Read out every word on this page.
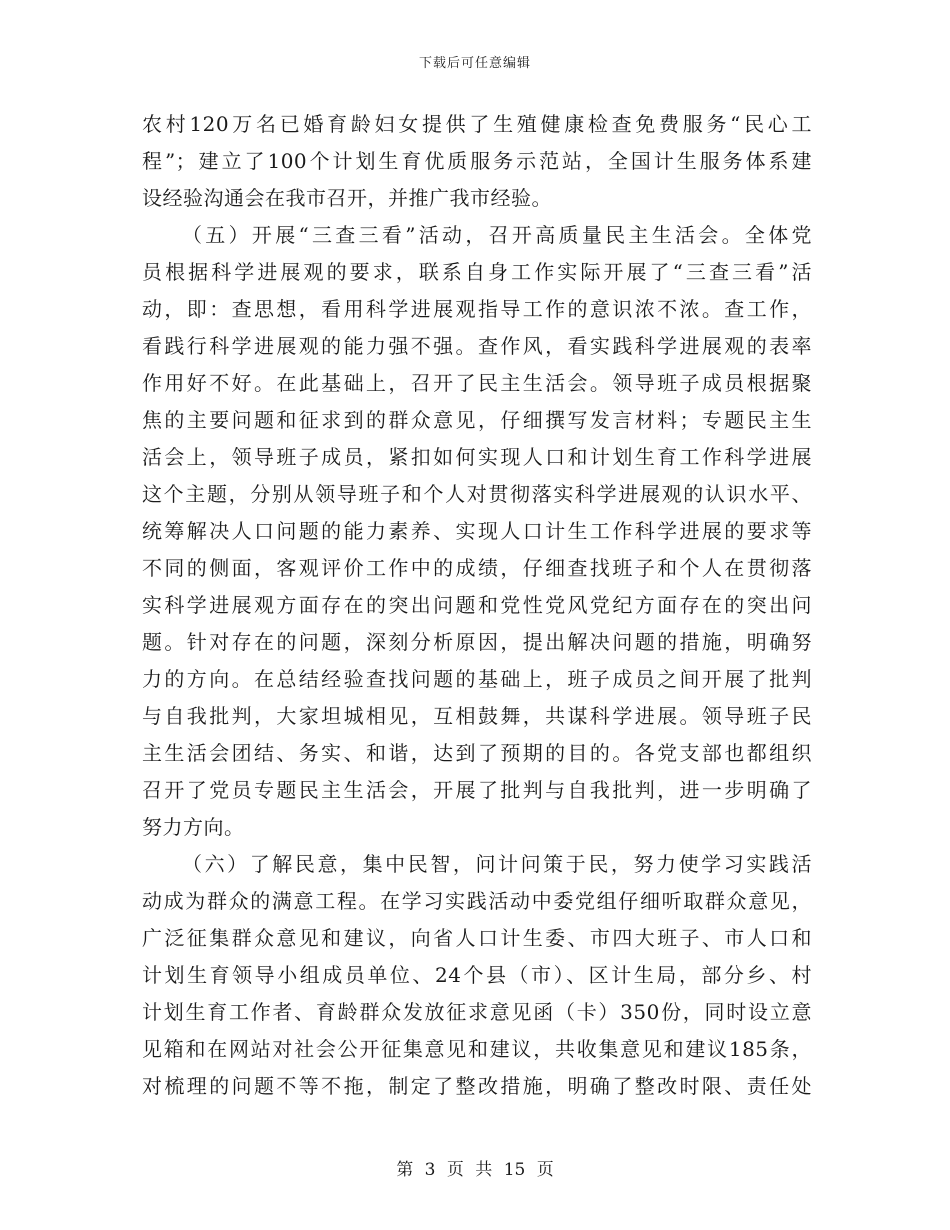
下载后可任意编辑
农村120万名已婚育龄妇女提供了生殖健康检查免费服务“民心工
程”；建立了100个计划生育优质服务示范站，全国计生服务体系建
设经验沟通会在我市召开，并推广我市经验。
（五）开展“三查三看”活动，召开高质量民主生活会。全体党
员根据科学进展观的要求，联系自身工作实际开展了“三查三看”活
动，即：查思想，看用科学进展观指导工作的意识浓不浓。查工作，
看践行科学进展观的能力强不强。查作风，看实践科学进展观的表率
作用好不好。在此基础上，召开了民主生活会。领导班子成员根据聚
焦的主要问题和征求到的群众意见，仔细撰写发言材料；专题民主生
活会上，领导班子成员，紧扣如何实现人口和计划生育工作科学进展
这个主题，分别从领导班子和个人对贯彻落实科学进展观的认识水平、
统筹解决人口问题的能力素养、实现人口计生工作科学进展的要求等
不同的侧面，客观评价工作中的成绩，仔细查找班子和个人在贯彻落
实科学进展观方面存在的突出问题和党性党风党纪方面存在的突出问
题。针对存在的问题，深刻分析原因，提出解决问题的措施，明确努
力的方向。在总结经验查找问题的基础上，班子成员之间开展了批判
与自我批判，大家坦城相见，互相鼓舞，共谋科学进展。领导班子民
主生活会团结、务实、和谐，达到了预期的目的。各党支部也都组织
召开了党员专题民主生活会，开展了批判与自我批判，进一步明确了
努力方向。
（六）了解民意，集中民智，问计问策于民，努力使学习实践活
动成为群众的满意工程。在学习实践活动中委党组仔细听取群众意见，
广泛征集群众意见和建议，向省人口计生委、市四大班子、市人口和
计划生育领导小组成员单位、24个县（市）、区计生局，部分乡、村
计划生育工作者、育龄群众发放征求意见函（卡）350份，同时设立意
见箱和在网站对社会公开征集意见和建议，共收集意见和建议185条，
对梳理的问题不等不拖，制定了整改措施，明确了整改时限、责任处
第 3 页 共 15 页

» Task prompt: Reproduce all of the data exactly; the pictures do not belong in the copy.

» Final result:
Read out every word on this page.
下载后可任意编辑
农村120万名已婚育龄妇女提供了生殖健康检查免费服务“民心工
程”；建立了100个计划生育优质服务示范站，全国计生服务体系建
设经验沟通会在我市召开，并推广我市经验。
（五）开展“三查三看”活动，召开高质量民主生活会。全体党
员根据科学进展观的要求，联系自身工作实际开展了“三查三看”活
动，即：查思想，看用科学进展观指导工作的意识浓不浓。查工作，
看践行科学进展观的能力强不强。查作风，看实践科学进展观的表率
作用好不好。在此基础上，召开了民主生活会。领导班子成员根据聚
焦的主要问题和征求到的群众意见，仔细撰写发言材料；专题民主生
活会上，领导班子成员，紧扣如何实现人口和计划生育工作科学进展
这个主题，分别从领导班子和个人对贯彻落实科学进展观的认识水平、
统筹解决人口问题的能力素养、实现人口计生工作科学进展的要求等
不同的侧面，客观评价工作中的成绩，仔细查找班子和个人在贯彻落
实科学进展观方面存在的突出问题和党性党风党纪方面存在的突出问
题。针对存在的问题，深刻分析原因，提出解决问题的措施，明确努
力的方向。在总结经验查找问题的基础上，班子成员之间开展了批判
与自我批判，大家坦城相见，互相鼓舞，共谋科学进展。领导班子民
主生活会团结、务实、和谐，达到了预期的目的。各党支部也都组织
召开了党员专题民主生活会，开展了批判与自我批判，进一步明确了
努力方向。
（六）了解民意，集中民智，问计问策于民，努力使学习实践活
动成为群众的满意工程。在学习实践活动中委党组仔细听取群众意见，
广泛征集群众意见和建议，向省人口计生委、市四大班子、市人口和
计划生育领导小组成员单位、24个县（市）、区计生局，部分乡、村
计划生育工作者、育龄群众发放征求意见函（卡）350份，同时设立意
见箱和在网站对社会公开征集意见和建议，共收集意见和建议185条，
对梳理的问题不等不拖，制定了整改措施，明确了整改时限、责任处
第 3 页 共 15 页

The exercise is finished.